(Records from a data source)
━━━━━━━━━━━━━━━━━━━━

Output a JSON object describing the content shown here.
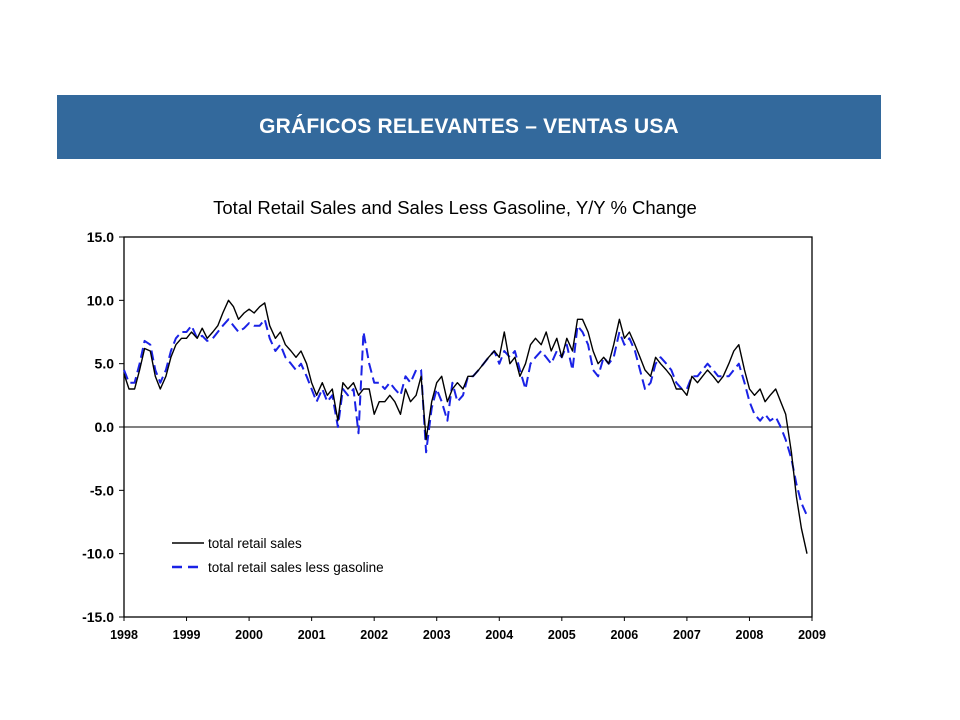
{
  "slide": {
    "banner_title": "GRÁFICOS RELEVANTES – VENTAS USA",
    "banner_color": "#33699c"
  },
  "chart_data": {
    "type": "line",
    "title": "Total Retail Sales and Sales Less Gasoline, Y/Y % Change",
    "xlabel": "",
    "ylabel": "",
    "xlim": [
      1998,
      2009
    ],
    "ylim": [
      -15,
      15
    ],
    "y_ticks": [
      15,
      10,
      5,
      0,
      -5,
      -10,
      -15
    ],
    "y_tick_labels": [
      "15.0",
      "10.0",
      "5.0",
      "0.0",
      "-5.0",
      "-10.0",
      "-15.0"
    ],
    "x_ticks": [
      1998,
      1999,
      2000,
      2001,
      2002,
      2003,
      2004,
      2005,
      2006,
      2007,
      2008,
      2009
    ],
    "x_tick_labels": [
      "1998",
      "1999",
      "2000",
      "2001",
      "2002",
      "2003",
      "2004",
      "2005",
      "2006",
      "2007",
      "2008",
      "2009"
    ],
    "zero_line": true,
    "grid": false,
    "legend_position": "bottom-left",
    "series": [
      {
        "name": "total retail sales",
        "color": "#000000",
        "style": "solid",
        "points": [
          [
            1998.0,
            4.2
          ],
          [
            1998.08,
            3.0
          ],
          [
            1998.17,
            3.0
          ],
          [
            1998.25,
            4.5
          ],
          [
            1998.33,
            6.2
          ],
          [
            1998.42,
            6.0
          ],
          [
            1998.5,
            4.0
          ],
          [
            1998.58,
            3.0
          ],
          [
            1998.67,
            4.0
          ],
          [
            1998.75,
            5.5
          ],
          [
            1998.83,
            6.5
          ],
          [
            1998.92,
            7.0
          ],
          [
            1999.0,
            7.0
          ],
          [
            1999.08,
            7.5
          ],
          [
            1999.17,
            7.0
          ],
          [
            1999.25,
            7.8
          ],
          [
            1999.33,
            7.0
          ],
          [
            1999.42,
            7.5
          ],
          [
            1999.5,
            8.0
          ],
          [
            1999.58,
            9.0
          ],
          [
            1999.67,
            10.0
          ],
          [
            1999.75,
            9.5
          ],
          [
            1999.83,
            8.5
          ],
          [
            1999.92,
            9.0
          ],
          [
            2000.0,
            9.3
          ],
          [
            2000.08,
            9.0
          ],
          [
            2000.17,
            9.5
          ],
          [
            2000.25,
            9.8
          ],
          [
            2000.33,
            8.0
          ],
          [
            2000.42,
            7.0
          ],
          [
            2000.5,
            7.5
          ],
          [
            2000.58,
            6.5
          ],
          [
            2000.67,
            6.0
          ],
          [
            2000.75,
            5.5
          ],
          [
            2000.83,
            6.0
          ],
          [
            2000.92,
            5.0
          ],
          [
            2001.0,
            3.5
          ],
          [
            2001.08,
            2.5
          ],
          [
            2001.17,
            3.5
          ],
          [
            2001.25,
            2.5
          ],
          [
            2001.33,
            3.0
          ],
          [
            2001.42,
            0.5
          ],
          [
            2001.5,
            3.5
          ],
          [
            2001.58,
            3.0
          ],
          [
            2001.67,
            3.5
          ],
          [
            2001.75,
            2.5
          ],
          [
            2001.83,
            3.0
          ],
          [
            2001.92,
            3.0
          ],
          [
            2002.0,
            1.0
          ],
          [
            2002.08,
            2.0
          ],
          [
            2002.17,
            2.0
          ],
          [
            2002.25,
            2.5
          ],
          [
            2002.33,
            2.0
          ],
          [
            2002.42,
            1.0
          ],
          [
            2002.5,
            3.0
          ],
          [
            2002.58,
            2.0
          ],
          [
            2002.67,
            2.5
          ],
          [
            2002.75,
            4.0
          ],
          [
            2002.83,
            -1.0
          ],
          [
            2002.92,
            2.0
          ],
          [
            2003.0,
            3.5
          ],
          [
            2003.08,
            4.0
          ],
          [
            2003.17,
            2.0
          ],
          [
            2003.25,
            3.0
          ],
          [
            2003.33,
            3.5
          ],
          [
            2003.42,
            3.0
          ],
          [
            2003.5,
            4.0
          ],
          [
            2003.58,
            4.0
          ],
          [
            2003.67,
            4.5
          ],
          [
            2003.75,
            5.0
          ],
          [
            2003.83,
            5.5
          ],
          [
            2003.92,
            6.0
          ],
          [
            2004.0,
            5.5
          ],
          [
            2004.08,
            7.5
          ],
          [
            2004.17,
            5.0
          ],
          [
            2004.25,
            5.5
          ],
          [
            2004.33,
            4.0
          ],
          [
            2004.42,
            5.0
          ],
          [
            2004.5,
            6.5
          ],
          [
            2004.58,
            7.0
          ],
          [
            2004.67,
            6.5
          ],
          [
            2004.75,
            7.5
          ],
          [
            2004.83,
            6.0
          ],
          [
            2004.92,
            7.0
          ],
          [
            2005.0,
            5.5
          ],
          [
            2005.08,
            7.0
          ],
          [
            2005.17,
            6.0
          ],
          [
            2005.25,
            8.5
          ],
          [
            2005.33,
            8.5
          ],
          [
            2005.42,
            7.5
          ],
          [
            2005.5,
            6.0
          ],
          [
            2005.58,
            5.0
          ],
          [
            2005.67,
            5.5
          ],
          [
            2005.75,
            5.0
          ],
          [
            2005.83,
            6.5
          ],
          [
            2005.92,
            8.5
          ],
          [
            2006.0,
            7.0
          ],
          [
            2006.08,
            7.5
          ],
          [
            2006.17,
            6.5
          ],
          [
            2006.25,
            5.5
          ],
          [
            2006.33,
            4.5
          ],
          [
            2006.42,
            4.0
          ],
          [
            2006.5,
            5.5
          ],
          [
            2006.58,
            5.0
          ],
          [
            2006.67,
            4.5
          ],
          [
            2006.75,
            4.0
          ],
          [
            2006.83,
            3.0
          ],
          [
            2006.92,
            3.0
          ],
          [
            2007.0,
            2.5
          ],
          [
            2007.08,
            4.0
          ],
          [
            2007.17,
            3.5
          ],
          [
            2007.25,
            4.0
          ],
          [
            2007.33,
            4.5
          ],
          [
            2007.42,
            4.0
          ],
          [
            2007.5,
            3.5
          ],
          [
            2007.58,
            4.0
          ],
          [
            2007.67,
            5.0
          ],
          [
            2007.75,
            6.0
          ],
          [
            2007.83,
            6.5
          ],
          [
            2007.92,
            4.5
          ],
          [
            2008.0,
            3.0
          ],
          [
            2008.08,
            2.5
          ],
          [
            2008.17,
            3.0
          ],
          [
            2008.25,
            2.0
          ],
          [
            2008.33,
            2.5
          ],
          [
            2008.42,
            3.0
          ],
          [
            2008.5,
            2.0
          ],
          [
            2008.58,
            1.0
          ],
          [
            2008.67,
            -2.0
          ],
          [
            2008.75,
            -5.5
          ],
          [
            2008.83,
            -8.0
          ],
          [
            2008.92,
            -10.0
          ]
        ]
      },
      {
        "name": "total retail sales less gasoline",
        "color": "#1a22e6",
        "style": "dashed",
        "points": [
          [
            1998.0,
            4.5
          ],
          [
            1998.08,
            3.5
          ],
          [
            1998.17,
            3.5
          ],
          [
            1998.25,
            5.0
          ],
          [
            1998.33,
            6.8
          ],
          [
            1998.42,
            6.5
          ],
          [
            1998.5,
            4.5
          ],
          [
            1998.58,
            3.5
          ],
          [
            1998.67,
            4.5
          ],
          [
            1998.75,
            6.0
          ],
          [
            1998.83,
            7.0
          ],
          [
            1998.92,
            7.5
          ],
          [
            1999.0,
            7.5
          ],
          [
            1999.08,
            8.0
          ],
          [
            1999.17,
            7.0
          ],
          [
            1999.25,
            7.2
          ],
          [
            1999.33,
            6.8
          ],
          [
            1999.42,
            7.0
          ],
          [
            1999.5,
            7.5
          ],
          [
            1999.58,
            8.0
          ],
          [
            1999.67,
            8.5
          ],
          [
            1999.75,
            8.0
          ],
          [
            1999.83,
            7.5
          ],
          [
            1999.92,
            7.8
          ],
          [
            2000.0,
            8.2
          ],
          [
            2000.08,
            8.0
          ],
          [
            2000.17,
            8.0
          ],
          [
            2000.25,
            8.5
          ],
          [
            2000.33,
            7.0
          ],
          [
            2000.42,
            6.0
          ],
          [
            2000.5,
            6.5
          ],
          [
            2000.58,
            5.5
          ],
          [
            2000.67,
            5.0
          ],
          [
            2000.75,
            4.5
          ],
          [
            2000.83,
            5.0
          ],
          [
            2000.92,
            4.0
          ],
          [
            2001.0,
            3.0
          ],
          [
            2001.08,
            2.0
          ],
          [
            2001.17,
            3.0
          ],
          [
            2001.25,
            2.0
          ],
          [
            2001.33,
            2.5
          ],
          [
            2001.42,
            0.0
          ],
          [
            2001.5,
            3.0
          ],
          [
            2001.58,
            2.5
          ],
          [
            2001.67,
            3.0
          ],
          [
            2001.75,
            -0.5
          ],
          [
            2001.83,
            7.5
          ],
          [
            2001.92,
            5.0
          ],
          [
            2002.0,
            3.5
          ],
          [
            2002.08,
            3.5
          ],
          [
            2002.17,
            3.0
          ],
          [
            2002.25,
            3.5
          ],
          [
            2002.33,
            3.0
          ],
          [
            2002.42,
            2.5
          ],
          [
            2002.5,
            4.0
          ],
          [
            2002.58,
            3.5
          ],
          [
            2002.67,
            4.5
          ],
          [
            2002.75,
            4.5
          ],
          [
            2002.83,
            -2.0
          ],
          [
            2002.92,
            1.5
          ],
          [
            2003.0,
            3.0
          ],
          [
            2003.08,
            2.0
          ],
          [
            2003.17,
            0.5
          ],
          [
            2003.25,
            3.5
          ],
          [
            2003.33,
            2.0
          ],
          [
            2003.42,
            2.5
          ],
          [
            2003.5,
            4.0
          ],
          [
            2003.58,
            4.0
          ],
          [
            2003.67,
            4.5
          ],
          [
            2003.75,
            5.0
          ],
          [
            2003.83,
            5.5
          ],
          [
            2003.92,
            6.0
          ],
          [
            2004.0,
            5.0
          ],
          [
            2004.08,
            6.0
          ],
          [
            2004.17,
            5.5
          ],
          [
            2004.25,
            6.0
          ],
          [
            2004.33,
            4.5
          ],
          [
            2004.42,
            3.0
          ],
          [
            2004.5,
            5.0
          ],
          [
            2004.58,
            5.5
          ],
          [
            2004.67,
            6.0
          ],
          [
            2004.75,
            5.5
          ],
          [
            2004.83,
            5.0
          ],
          [
            2004.92,
            6.0
          ],
          [
            2005.0,
            5.5
          ],
          [
            2005.08,
            6.5
          ],
          [
            2005.17,
            4.5
          ],
          [
            2005.25,
            8.0
          ],
          [
            2005.33,
            7.5
          ],
          [
            2005.42,
            6.5
          ],
          [
            2005.5,
            4.5
          ],
          [
            2005.58,
            4.0
          ],
          [
            2005.67,
            5.5
          ],
          [
            2005.75,
            5.0
          ],
          [
            2005.83,
            5.5
          ],
          [
            2005.92,
            7.5
          ],
          [
            2006.0,
            6.5
          ],
          [
            2006.08,
            7.0
          ],
          [
            2006.17,
            6.0
          ],
          [
            2006.25,
            4.5
          ],
          [
            2006.33,
            3.0
          ],
          [
            2006.42,
            3.5
          ],
          [
            2006.5,
            5.0
          ],
          [
            2006.58,
            5.5
          ],
          [
            2006.67,
            5.0
          ],
          [
            2006.75,
            4.5
          ],
          [
            2006.83,
            3.5
          ],
          [
            2006.92,
            3.0
          ],
          [
            2007.0,
            3.0
          ],
          [
            2007.08,
            4.0
          ],
          [
            2007.17,
            4.0
          ],
          [
            2007.25,
            4.5
          ],
          [
            2007.33,
            5.0
          ],
          [
            2007.42,
            4.5
          ],
          [
            2007.5,
            4.0
          ],
          [
            2007.58,
            4.0
          ],
          [
            2007.67,
            4.0
          ],
          [
            2007.75,
            4.5
          ],
          [
            2007.83,
            5.0
          ],
          [
            2007.92,
            3.5
          ],
          [
            2008.0,
            2.0
          ],
          [
            2008.08,
            1.0
          ],
          [
            2008.17,
            0.5
          ],
          [
            2008.25,
            1.0
          ],
          [
            2008.33,
            0.5
          ],
          [
            2008.42,
            0.8
          ],
          [
            2008.5,
            0.0
          ],
          [
            2008.58,
            -1.0
          ],
          [
            2008.67,
            -2.5
          ],
          [
            2008.75,
            -4.5
          ],
          [
            2008.83,
            -6.0
          ],
          [
            2008.92,
            -7.0
          ]
        ]
      }
    ]
  }
}
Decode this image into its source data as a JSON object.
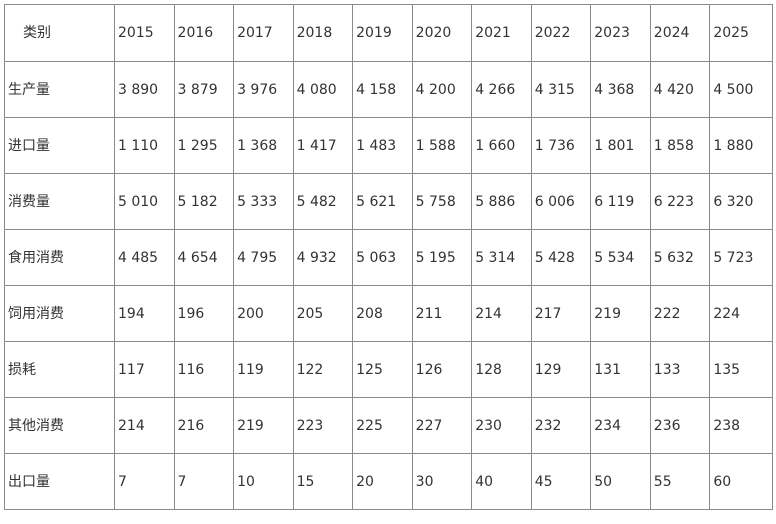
{
  "table": {
    "corner_label": "类别",
    "years": [
      "2015",
      "2016",
      "2017",
      "2018",
      "2019",
      "2020",
      "2021",
      "2022",
      "2023",
      "2024",
      "2025"
    ],
    "rows": [
      {
        "label": "生产量",
        "values": [
          "3 890",
          "3 879",
          "3 976",
          "4 080",
          "4 158",
          "4 200",
          "4 266",
          "4 315",
          "4 368",
          "4 420",
          "4 500"
        ]
      },
      {
        "label": "进口量",
        "values": [
          "1 110",
          "1 295",
          "1 368",
          "1 417",
          "1 483",
          "1 588",
          "1 660",
          "1 736",
          "1 801",
          "1 858",
          "1 880"
        ]
      },
      {
        "label": "消费量",
        "values": [
          "5 010",
          "5 182",
          "5 333",
          "5 482",
          "5 621",
          "5 758",
          "5 886",
          "6 006",
          "6 119",
          "6 223",
          "6 320"
        ]
      },
      {
        "label": "食用消费",
        "values": [
          "4 485",
          "4 654",
          "4 795",
          "4 932",
          "5 063",
          "5 195",
          "5 314",
          "5 428",
          "5 534",
          "5 632",
          "5 723"
        ]
      },
      {
        "label": "饲用消费",
        "values": [
          "194",
          "196",
          "200",
          "205",
          "208",
          "211",
          "214",
          "217",
          "219",
          "222",
          "224"
        ]
      },
      {
        "label": "损耗",
        "values": [
          "117",
          "116",
          "119",
          "122",
          "125",
          "126",
          "128",
          "129",
          "131",
          "133",
          "135"
        ]
      },
      {
        "label": "其他消费",
        "values": [
          "214",
          "216",
          "219",
          "223",
          "225",
          "227",
          "230",
          "232",
          "234",
          "236",
          "238"
        ]
      },
      {
        "label": "出口量",
        "values": [
          "7",
          "7",
          "10",
          "15",
          "20",
          "30",
          "40",
          "45",
          "50",
          "55",
          "60"
        ]
      }
    ]
  }
}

━━━━━━━━━━━━━━━━━━━━

Using the records above, copy every line that has the word "JSON" in it.

Output a JSON object describing the content shown here.
Decode this image into its source data as a JSON object.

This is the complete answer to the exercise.